WRITTEN INSTRUCTION: Copy the records below exactly, omitting any pictures they contain.

SUPPLIED MATERIAL:
# # # # # # #

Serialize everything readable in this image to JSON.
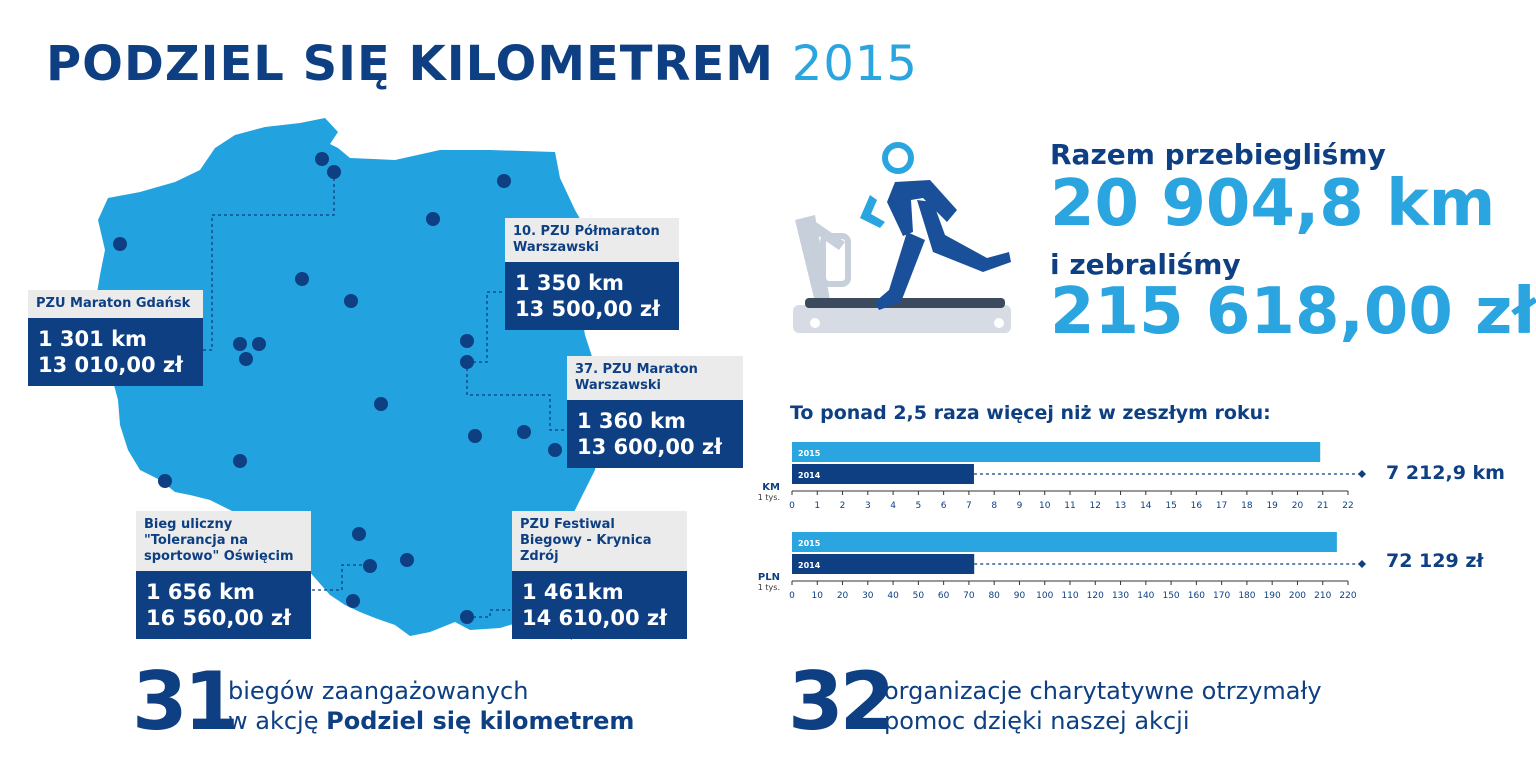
{
  "title": {
    "main": "PODZIEL SIĘ KILOMETREM",
    "year": "2015"
  },
  "colors": {
    "navy": "#0d3f82",
    "light_blue": "#2aa5e0",
    "map_blue": "#22a3df",
    "gray_box": "#ebebeb"
  },
  "events": [
    {
      "name": "PZU Maraton Gdańsk",
      "km": "1 301 km",
      "pln": "13 010,00 zł"
    },
    {
      "name": "10. PZU Półmaraton Warszawski",
      "km": "1 350 km",
      "pln": "13 500,00 zł"
    },
    {
      "name": "37. PZU Maraton Warszawski",
      "km": "1 360 km",
      "pln": "13 600,00 zł"
    },
    {
      "name": "Bieg uliczny \"Tolerancja na sportowo\" Oświęcim",
      "km": "1 656 km",
      "pln": "16 560,00 zł"
    },
    {
      "name": "PZU Festiwal Biegowy - Krynica Zdrój",
      "km": "1 461km",
      "pln": "14 610,00 zł"
    }
  ],
  "totals": {
    "run_label": "Razem przebiegliśmy",
    "run_value": "20 904,8 km",
    "raised_label": "i zebraliśmy",
    "raised_value": "215 618,00 zł"
  },
  "comparison_title": "To ponad 2,5 raza więcej niż w zeszłym roku:",
  "chart_data": [
    {
      "type": "bar",
      "orientation": "horizontal",
      "ylabel": "KM",
      "unit": "1 tys.",
      "categories": [
        "2015",
        "2014"
      ],
      "values": [
        20.9,
        7.2
      ],
      "xlim": [
        0,
        22
      ],
      "ticks": [
        0,
        1,
        2,
        3,
        4,
        5,
        6,
        7,
        8,
        9,
        10,
        11,
        12,
        13,
        14,
        15,
        16,
        17,
        18,
        19,
        20,
        21,
        22
      ],
      "annotation": "7 212,9 km"
    },
    {
      "type": "bar",
      "orientation": "horizontal",
      "ylabel": "PLN",
      "unit": "1 tys.",
      "categories": [
        "2015",
        "2014"
      ],
      "values": [
        215.6,
        72.1
      ],
      "xlim": [
        0,
        220
      ],
      "ticks": [
        0,
        10,
        20,
        30,
        40,
        50,
        60,
        70,
        80,
        90,
        100,
        110,
        120,
        130,
        140,
        150,
        160,
        170,
        180,
        190,
        200,
        210,
        220
      ],
      "annotation": "72 129 zł"
    }
  ],
  "bottom": {
    "runs_count": "31",
    "runs_text_1": "biegów zaangażowanych",
    "runs_text_2a": "w akcję ",
    "runs_text_2b": "Podziel się kilometrem",
    "orgs_count": "32",
    "orgs_text_1": "organizacje charytatywne otrzymały",
    "orgs_text_2": "pomoc dzięki naszej akcji"
  }
}
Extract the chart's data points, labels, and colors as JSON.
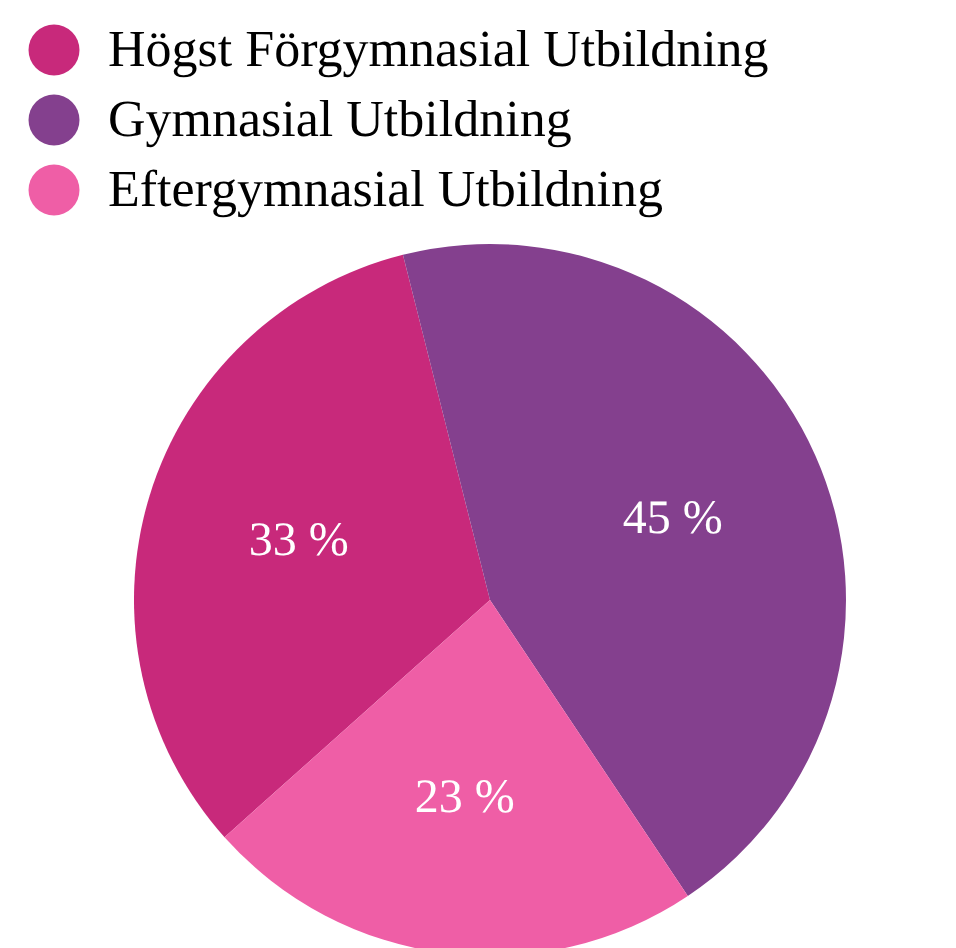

# # # # # # #

ANSWER IN FULL:
Serialize everything readable in this image to JSON.
{
  "title": {
    "main": "PODZIEL SIĘ KILOMETREM",
    "year": "2015"
  },
  "colors": {
    "navy": "#0d3f82",
    "light_blue": "#2aa5e0",
    "map_blue": "#22a3df",
    "gray_box": "#ebebeb"
  },
  "events": [
    {
      "name": "PZU Maraton Gdańsk",
      "km": "1 301 km",
      "pln": "13 010,00 zł"
    },
    {
      "name": "10. PZU Półmaraton Warszawski",
      "km": "1 350 km",
      "pln": "13 500,00 zł"
    },
    {
      "name": "37. PZU Maraton Warszawski",
      "km": "1 360 km",
      "pln": "13 600,00 zł"
    },
    {
      "name": "Bieg uliczny \"Tolerancja na sportowo\" Oświęcim",
      "km": "1 656 km",
      "pln": "16 560,00 zł"
    },
    {
      "name": "PZU Festiwal Biegowy - Krynica Zdrój",
      "km": "1 461km",
      "pln": "14 610,00 zł"
    }
  ],
  "totals": {
    "run_label": "Razem przebiegliśmy",
    "run_value": "20 904,8 km",
    "raised_label": "i zebraliśmy",
    "raised_value": "215 618,00 zł"
  },
  "comparison_title": "To ponad 2,5 raza więcej niż w zeszłym roku:",
  "chart_data": [
    {
      "type": "bar",
      "orientation": "horizontal",
      "ylabel": "KM",
      "unit": "1 tys.",
      "categories": [
        "2015",
        "2014"
      ],
      "values": [
        20.9,
        7.2
      ],
      "xlim": [
        0,
        22
      ],
      "ticks": [
        0,
        1,
        2,
        3,
        4,
        5,
        6,
        7,
        8,
        9,
        10,
        11,
        12,
        13,
        14,
        15,
        16,
        17,
        18,
        19,
        20,
        21,
        22
      ],
      "annotation": "7 212,9 km"
    },
    {
      "type": "bar",
      "orientation": "horizontal",
      "ylabel": "PLN",
      "unit": "1 tys.",
      "categories": [
        "2015",
        "2014"
      ],
      "values": [
        215.6,
        72.1
      ],
      "xlim": [
        0,
        220
      ],
      "ticks": [
        0,
        10,
        20,
        30,
        40,
        50,
        60,
        70,
        80,
        90,
        100,
        110,
        120,
        130,
        140,
        150,
        160,
        170,
        180,
        190,
        200,
        210,
        220
      ],
      "annotation": "72 129 zł"
    }
  ],
  "bottom": {
    "runs_count": "31",
    "runs_text_1": "biegów zaangażowanych",
    "runs_text_2a": "w akcję ",
    "runs_text_2b": "Podziel się kilometrem",
    "orgs_count": "32",
    "orgs_text_1": "organizacje charytatywne otrzymały",
    "orgs_text_2": "pomoc dzięki naszej akcji"
  }
}
Extract the chart's data points, labels, and colors as JSON.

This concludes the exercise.